### Task to complete
Output all of the entries exactly as written.

Lines of data
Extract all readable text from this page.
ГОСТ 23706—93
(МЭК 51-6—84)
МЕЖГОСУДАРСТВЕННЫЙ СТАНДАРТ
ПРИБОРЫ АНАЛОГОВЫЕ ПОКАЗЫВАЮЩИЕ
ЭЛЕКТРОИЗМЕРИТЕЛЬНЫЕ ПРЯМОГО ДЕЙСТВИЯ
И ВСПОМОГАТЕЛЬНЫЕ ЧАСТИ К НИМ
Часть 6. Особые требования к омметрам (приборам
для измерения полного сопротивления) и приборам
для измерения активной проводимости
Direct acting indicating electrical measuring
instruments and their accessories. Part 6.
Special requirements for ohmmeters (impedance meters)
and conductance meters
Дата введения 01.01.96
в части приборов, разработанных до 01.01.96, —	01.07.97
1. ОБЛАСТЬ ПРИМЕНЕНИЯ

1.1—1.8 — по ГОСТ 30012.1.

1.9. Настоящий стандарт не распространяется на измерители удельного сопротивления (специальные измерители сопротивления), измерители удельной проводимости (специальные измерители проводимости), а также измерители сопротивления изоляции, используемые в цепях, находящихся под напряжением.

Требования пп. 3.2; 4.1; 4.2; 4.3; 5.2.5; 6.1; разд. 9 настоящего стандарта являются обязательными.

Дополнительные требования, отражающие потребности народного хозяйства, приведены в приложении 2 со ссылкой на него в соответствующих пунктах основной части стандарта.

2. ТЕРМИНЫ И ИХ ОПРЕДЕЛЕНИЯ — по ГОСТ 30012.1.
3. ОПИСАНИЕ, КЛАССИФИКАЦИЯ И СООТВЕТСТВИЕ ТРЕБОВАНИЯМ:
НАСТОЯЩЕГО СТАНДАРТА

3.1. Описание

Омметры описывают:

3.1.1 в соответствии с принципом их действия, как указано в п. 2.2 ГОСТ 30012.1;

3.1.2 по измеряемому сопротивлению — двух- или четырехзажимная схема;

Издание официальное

### Exercise solution
Extract all readable text from this page.
ГОСТ 23706—93
(МЭК 51-6—84)
МЕЖГОСУДАРСТВЕННЫЙ СТАНДАРТ
ПРИБОРЫ АНАЛОГОВЫЕ ПОКАЗЫВАЮЩИЕ
ЭЛЕКТРОИЗМЕРИТЕЛЬНЫЕ ПРЯМОГО ДЕЙСТВИЯ
И ВСПОМОГАТЕЛЬНЫЕ ЧАСТИ К НИМ
Часть 6. Особые требования к омметрам (приборам
для измерения полного сопротивления) и приборам
для измерения активной проводимости
Direct acting indicating electrical measuring
instruments and their accessories. Part 6.
Special requirements for ohmmeters (impedance meters)
and conductance meters
Дата введения 01.01.96
в части приборов, разработанных до 01.01.96, —	01.07.97
1. ОБЛАСТЬ ПРИМЕНЕНИЯ

1.1—1.8 — по ГОСТ 30012.1.

1.9. Настоящий стандарт не распространяется на измерители удельного сопротивления (специальные измерители сопротивления), измерители удельной проводимости (специальные измерители проводимости), а также измерители сопротивления изоляции, используемые в цепях, находящихся под напряжением.

Требования пп. 3.2; 4.1; 4.2; 4.3; 5.2.5; 6.1; разд. 9 настоящего стандарта являются обязательными.

Дополнительные требования, отражающие потребности народного хозяйства, приведены в приложении 2 со ссылкой на него в соответствующих пунктах основной части стандарта.

2. ТЕРМИНЫ И ИХ ОПРЕДЕЛЕНИЯ — по ГОСТ 30012.1.
3. ОПИСАНИЕ, КЛАССИФИКАЦИЯ И СООТВЕТСТВИЕ ТРЕБОВАНИЯМ:
НАСТОЯЩЕГО СТАНДАРТА

3.1. Описание

Омметры описывают:

3.1.1 в соответствии с принципом их действия, как указано в п. 2.2 ГОСТ 30012.1;

3.1.2 по измеряемому сопротивлению — двух- или четырехзажимная схема;

Издание официальное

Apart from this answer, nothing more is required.